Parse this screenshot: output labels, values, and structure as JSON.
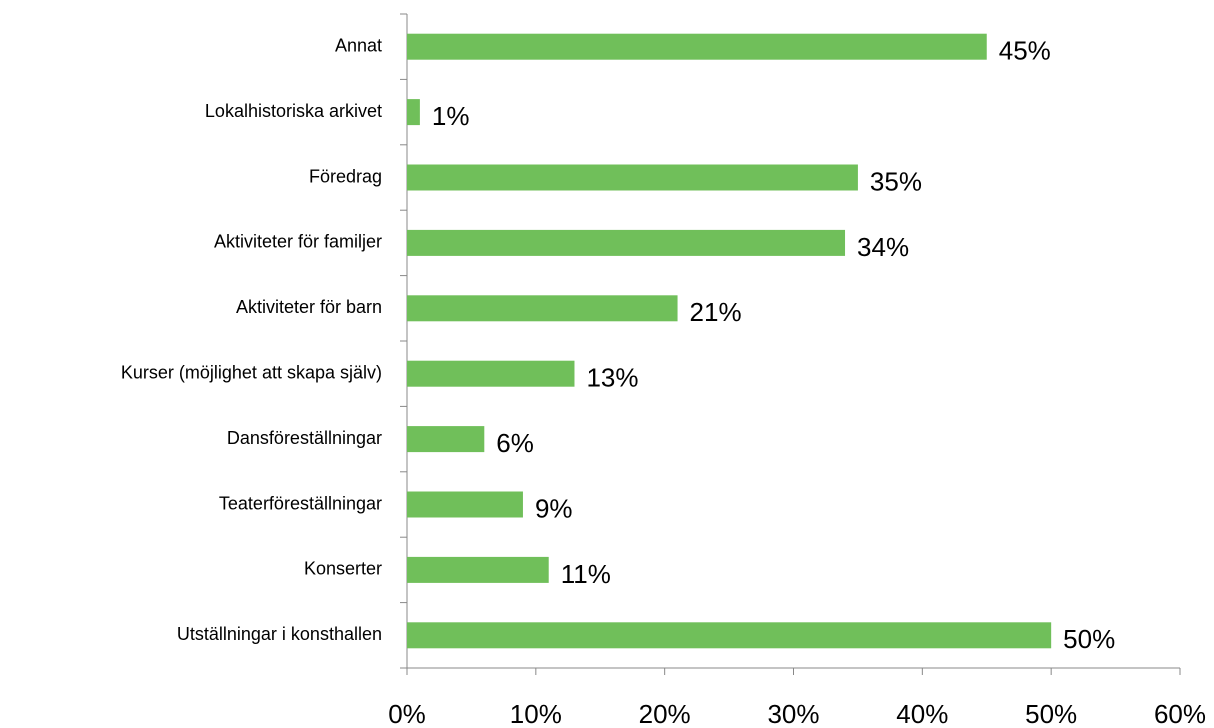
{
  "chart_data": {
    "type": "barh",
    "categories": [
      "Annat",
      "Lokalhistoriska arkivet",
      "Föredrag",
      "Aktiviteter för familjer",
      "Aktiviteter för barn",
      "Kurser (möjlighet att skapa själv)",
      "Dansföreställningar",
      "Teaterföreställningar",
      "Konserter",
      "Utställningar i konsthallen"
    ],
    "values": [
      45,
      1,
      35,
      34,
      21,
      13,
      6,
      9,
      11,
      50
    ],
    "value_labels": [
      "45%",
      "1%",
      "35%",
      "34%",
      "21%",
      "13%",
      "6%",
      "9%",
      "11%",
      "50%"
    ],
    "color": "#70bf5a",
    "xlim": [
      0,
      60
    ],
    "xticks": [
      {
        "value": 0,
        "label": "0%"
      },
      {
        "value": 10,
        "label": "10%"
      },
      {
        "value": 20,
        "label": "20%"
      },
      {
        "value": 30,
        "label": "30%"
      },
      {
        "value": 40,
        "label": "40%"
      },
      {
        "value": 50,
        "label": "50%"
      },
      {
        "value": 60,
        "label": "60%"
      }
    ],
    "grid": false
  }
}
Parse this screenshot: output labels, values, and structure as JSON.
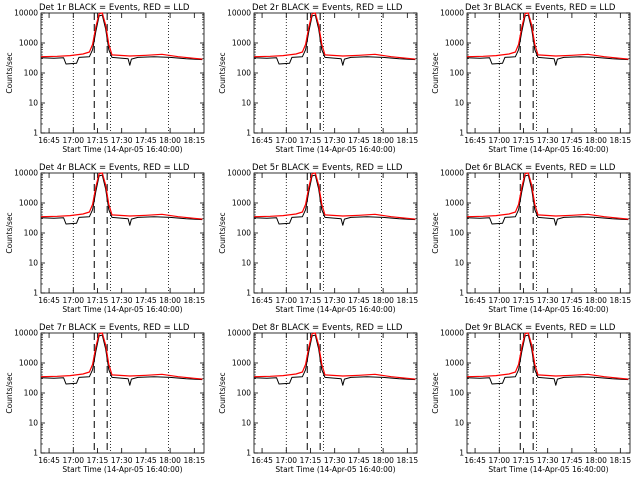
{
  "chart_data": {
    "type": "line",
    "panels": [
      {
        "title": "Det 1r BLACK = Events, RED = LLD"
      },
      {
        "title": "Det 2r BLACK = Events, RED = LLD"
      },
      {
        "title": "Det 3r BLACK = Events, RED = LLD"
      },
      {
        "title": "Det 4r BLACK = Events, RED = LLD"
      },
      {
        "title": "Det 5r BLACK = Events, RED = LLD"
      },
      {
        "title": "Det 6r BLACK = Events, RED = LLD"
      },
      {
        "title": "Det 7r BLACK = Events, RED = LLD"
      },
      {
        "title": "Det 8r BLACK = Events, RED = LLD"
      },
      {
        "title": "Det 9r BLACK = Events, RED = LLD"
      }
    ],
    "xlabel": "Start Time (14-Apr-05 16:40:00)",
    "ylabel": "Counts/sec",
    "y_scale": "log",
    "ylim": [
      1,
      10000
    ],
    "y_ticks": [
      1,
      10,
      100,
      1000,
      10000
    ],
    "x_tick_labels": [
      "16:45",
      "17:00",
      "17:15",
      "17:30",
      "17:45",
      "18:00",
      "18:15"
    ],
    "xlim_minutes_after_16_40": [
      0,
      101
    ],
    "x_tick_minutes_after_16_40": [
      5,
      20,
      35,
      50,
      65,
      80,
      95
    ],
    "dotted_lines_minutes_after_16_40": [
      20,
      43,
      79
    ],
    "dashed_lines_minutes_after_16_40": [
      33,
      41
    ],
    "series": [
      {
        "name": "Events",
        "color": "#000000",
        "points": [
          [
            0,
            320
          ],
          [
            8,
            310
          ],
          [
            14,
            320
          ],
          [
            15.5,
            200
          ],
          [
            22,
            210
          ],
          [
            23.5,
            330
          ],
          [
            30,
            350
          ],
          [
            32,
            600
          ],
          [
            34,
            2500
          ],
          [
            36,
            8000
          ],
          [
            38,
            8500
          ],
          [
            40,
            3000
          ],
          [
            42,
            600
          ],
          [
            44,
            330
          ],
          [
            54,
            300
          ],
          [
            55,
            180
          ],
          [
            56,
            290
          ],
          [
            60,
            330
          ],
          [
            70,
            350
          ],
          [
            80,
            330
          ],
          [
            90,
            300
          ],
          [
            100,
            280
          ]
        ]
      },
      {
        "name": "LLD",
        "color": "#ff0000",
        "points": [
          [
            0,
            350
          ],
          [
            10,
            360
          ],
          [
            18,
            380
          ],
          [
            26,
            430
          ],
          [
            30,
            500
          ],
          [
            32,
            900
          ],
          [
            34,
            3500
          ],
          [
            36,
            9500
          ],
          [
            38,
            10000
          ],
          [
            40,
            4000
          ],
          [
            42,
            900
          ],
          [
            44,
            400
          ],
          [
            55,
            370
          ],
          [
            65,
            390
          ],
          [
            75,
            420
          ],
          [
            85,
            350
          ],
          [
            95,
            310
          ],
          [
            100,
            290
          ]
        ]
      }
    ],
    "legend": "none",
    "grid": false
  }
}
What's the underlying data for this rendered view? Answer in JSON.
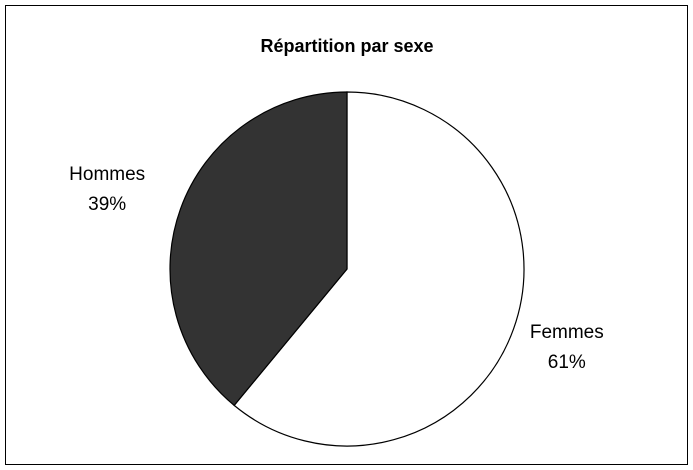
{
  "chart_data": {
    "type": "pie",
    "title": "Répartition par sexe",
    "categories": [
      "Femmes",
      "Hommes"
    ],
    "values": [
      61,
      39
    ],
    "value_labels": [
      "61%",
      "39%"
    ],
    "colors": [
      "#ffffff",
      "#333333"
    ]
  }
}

## EXERCISE:
The lines to be quoted run from the line containing "What's the underlying" through the end of the entries above, both included; quote them exactly and leave out any pictures.

## SOLUTION TO THIS EXERCISE:
What's the underlying data for this rendered view? Answer in JSON.
{
  "chart_data": {
    "type": "pie",
    "title": "Répartition par sexe",
    "categories": [
      "Femmes",
      "Hommes"
    ],
    "values": [
      61,
      39
    ],
    "value_labels": [
      "61%",
      "39%"
    ],
    "colors": [
      "#ffffff",
      "#333333"
    ]
  }
}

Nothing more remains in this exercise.